==== Exercise materials ====
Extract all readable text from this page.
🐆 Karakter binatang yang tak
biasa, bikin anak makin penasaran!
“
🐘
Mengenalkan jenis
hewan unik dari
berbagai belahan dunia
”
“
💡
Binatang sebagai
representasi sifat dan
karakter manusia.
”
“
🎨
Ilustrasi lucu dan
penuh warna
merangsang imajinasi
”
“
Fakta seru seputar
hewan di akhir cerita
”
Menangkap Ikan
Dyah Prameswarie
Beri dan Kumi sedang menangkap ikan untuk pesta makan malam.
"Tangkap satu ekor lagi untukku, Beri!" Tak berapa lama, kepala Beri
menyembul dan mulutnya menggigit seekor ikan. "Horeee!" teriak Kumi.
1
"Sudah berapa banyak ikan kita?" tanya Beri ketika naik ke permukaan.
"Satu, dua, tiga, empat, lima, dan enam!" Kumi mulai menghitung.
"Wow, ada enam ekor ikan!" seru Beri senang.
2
====
What is needed:
Write every record out again, unaltered.

Worked solution:
Extract all readable text from this page.
🐆 Karakter binatang yang tak
biasa, bikin anak makin penasaran!
“
🐘
Mengenalkan jenis
hewan unik dari
berbagai belahan dunia
”
“
💡
Binatang sebagai
representasi sifat dan
karakter manusia.
”
“
🎨
Ilustrasi lucu dan
penuh warna
merangsang imajinasi
”
“
Fakta seru seputar
hewan di akhir cerita
”
Menangkap Ikan
Dyah Prameswarie
Beri dan Kumi sedang menangkap ikan untuk pesta makan malam.
"Tangkap satu ekor lagi untukku, Beri!" Tak berapa lama, kepala Beri
menyembul dan mulutnya menggigit seekor ikan. "Horeee!" teriak Kumi.
1
"Sudah berapa banyak ikan kita?" tanya Beri ketika naik ke permukaan.
"Satu, dua, tiga, empat, lima, dan enam!" Kumi mulai menghitung.
"Wow, ada enam ekor ikan!" seru Beri senang.
2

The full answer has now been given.